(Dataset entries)
========================================================================
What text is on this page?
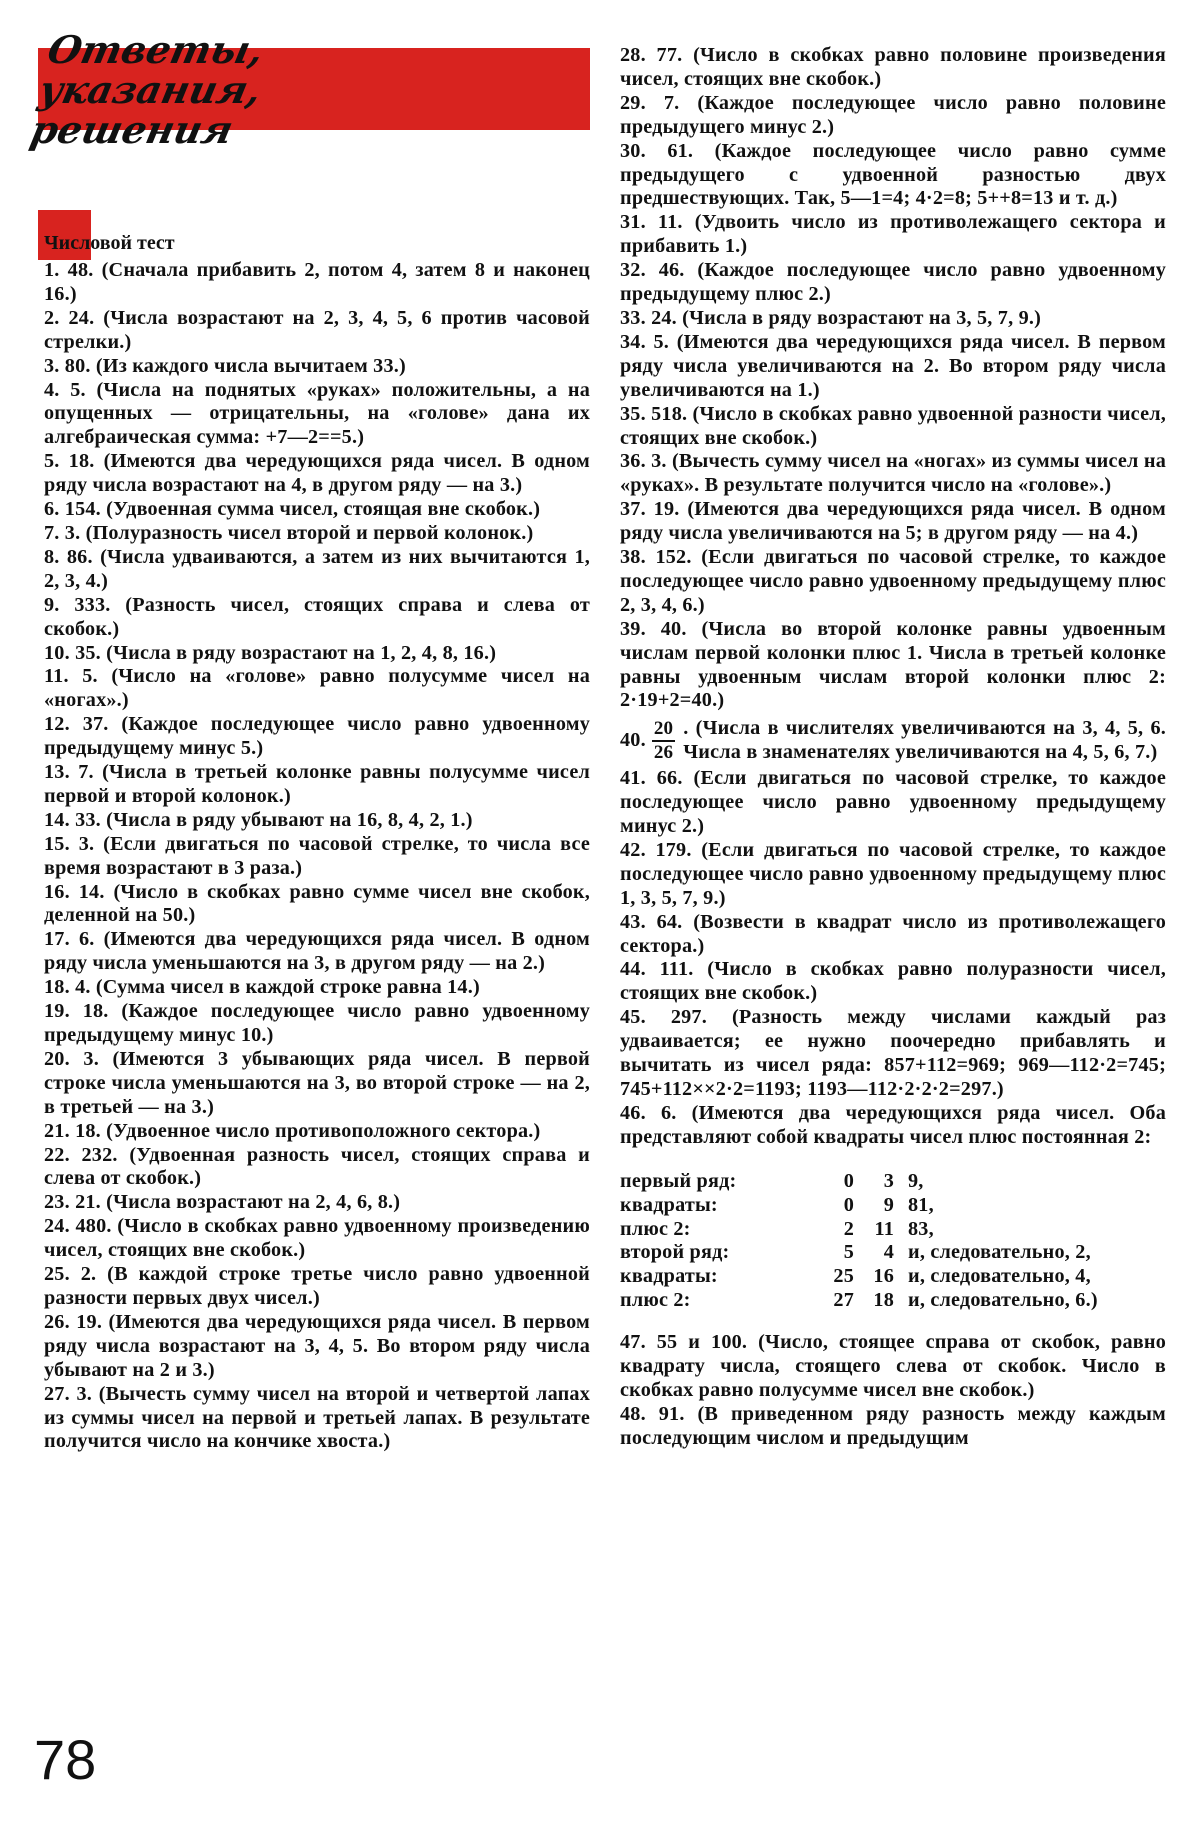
Ответы,
указания,
решения
Числовой тест
1. 48. (Сначала прибавить 2, потом 4, затем 8 и наконец 16.)
2. 24. (Числа возрастают на 2, 3, 4, 5, 6 против часовой стрелки.)
3. 80. (Из каждого числа вычитаем 33.)
4. 5. (Числа на поднятых «руках» положительны, а на опущенных — отрицательны, на «голове» дана их алгебраическая сумма: +7—2==5.)
5. 18. (Имеются два чередующихся ряда чисел. В одном ряду числа возрастают на 4, в другом ряду — на 3.)
6. 154. (Удвоенная сумма чисел, стоящая вне скобок.)
7. 3. (Полуразность чисел второй и первой колонок.)
8. 86. (Числа удваиваются, а затем из них вычитаются 1, 2, 3, 4.)
9. 333. (Разность чисел, стоящих справа и слева от скобок.)
10. 35. (Числа в ряду возрастают на 1, 2, 4, 8, 16.)
11. 5. (Число на «голове» равно полусумме чисел на «ногах».)
12. 37. (Каждое последующее число равно удвоенному предыдущему минус 5.)
13. 7. (Числа в третьей колонке равны полусумме чисел первой и второй колонок.)
14. 33. (Числа в ряду убывают на 16, 8, 4, 2, 1.)
15. 3. (Если двигаться по часовой стрелке, то числа все время возрастают в 3 раза.)
16. 14. (Число в скобках равно сумме чисел вне скобок, деленной на 50.)
17. 6. (Имеются два чередующихся ряда чисел. В одном ряду числа уменьшаются на 3, в другом ряду — на 2.)
18. 4. (Сумма чисел в каждой строке равна 14.)
19. 18. (Каждое последующее число равно удвоенному предыдущему минус 10.)
20. 3. (Имеются 3 убывающих ряда чисел. В первой строке числа уменьшаются на 3, во второй строке — на 2, в третьей — на 3.)
21. 18. (Удвоенное число противоположного сектора.)
22. 232. (Удвоенная разность чисел, стоящих справа и слева от скобок.)
23. 21. (Числа возрастают на 2, 4, 6, 8.)
24. 480. (Число в скобках равно удвоенному произведению чисел, стоящих вне скобок.)
25. 2. (В каждой строке третье число равно удвоенной разности первых двух чисел.)
26. 19. (Имеются два чередующихся ряда чисел. В первом ряду числа возрастают на 3, 4, 5. Во втором ряду числа убывают на 2 и 3.)
27. 3. (Вычесть сумму чисел на второй и четвертой лапах из суммы чисел на первой и третьей лапах. В результате получится число на кончике хвоста.)
28. 77. (Число в скобках равно половине произведения чисел, стоящих вне скобок.)
29. 7. (Каждое последующее число равно половине предыдущего минус 2.)
30. 61. (Каждое последующее число равно сумме предыдущего с удвоенной разностью двух предшествующих. Так, 5—1=4; 4·2=8; 5++8=13 и т. д.)
31. 11. (Удвоить число из противолежащего сектора и прибавить 1.)
32. 46. (Каждое последующее число равно удвоенному предыдущему плюс 2.)
33. 24. (Числа в ряду возрастают на 3, 5, 7, 9.)
34. 5. (Имеются два чередующихся ряда чисел. В первом ряду числа увеличиваются на 2. Во втором ряду числа увеличиваются на 1.)
35. 518. (Число в скобках равно удвоенной разности чисел, стоящих вне скобок.)
36. 3. (Вычесть сумму чисел на «ногах» из суммы чисел на «руках». В результате получится число на «голове».)
37. 19. (Имеются два чередующихся ряда чисел. В одном ряду числа увеличиваются на 5; в другом ряду — на 4.)
38. 152. (Если двигаться по часовой стрелке, то каждое последующее число равно удвоенному предыдущему плюс 2, 3, 4, 6.)
39. 40. (Числа во второй колонке равны удвоенным числам первой колонки плюс 1. Числа в третьей колонке равны удвоенным числам второй колонки плюс 2: 2·19+2=40.)
40. $\frac{20}{26}$ . (Числа в числителях увеличиваются на 3, 4, 5, 6. Числа в знаменателях увеличиваются на 4, 5, 6, 7.)
41. 66. (Если двигаться по часовой стрелке, то каждое последующее число равно удвоенному предыдущему минус 2.)
42. 179. (Если двигаться по часовой стрелке, то каждое последующее число равно удвоенному предыдущему плюс 1, 3, 5, 7, 9.)
43. 64. (Возвести в квадрат число из противолежащего сектора.)
44. 111. (Число в скобках равно полуразности чисел, стоящих вне скобок.)
45. 297. (Разность между числами каждый раз удваивается; ее нужно поочередно прибавлять и вычитать из чисел ряда: 857+112=969; 969—112·2=745; 745+112××2·2=1193; 1193—112·2·2·2=297.)
46. 6. (Имеются два чередующихся ряда чисел. Оба представляют собой квадраты чисел плюс постоянная 2:
первый ряд:	0	3	9,
квадраты:	0	9	81,
плюс 2:	2	11	83,
второй ряд:	5	4	и, следовательно, 2,
квадраты:	25	16	и, следовательно, 4,
плюс 2:	27	18	и, следовательно, 6.)
47. 55 и 100. (Число, стоящее справа от скобок, равно квадрату числа, стоящего слева от скобок. Число в скобках равно полусумме чисел вне скобок.)
48. 91. (В приведенном ряду разность между каждым последующим числом и предыдущим
78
========================================================================
In the data above, count the lines where the word "удвоенному" appears; reply with the number only.

=== Expected answer ===
7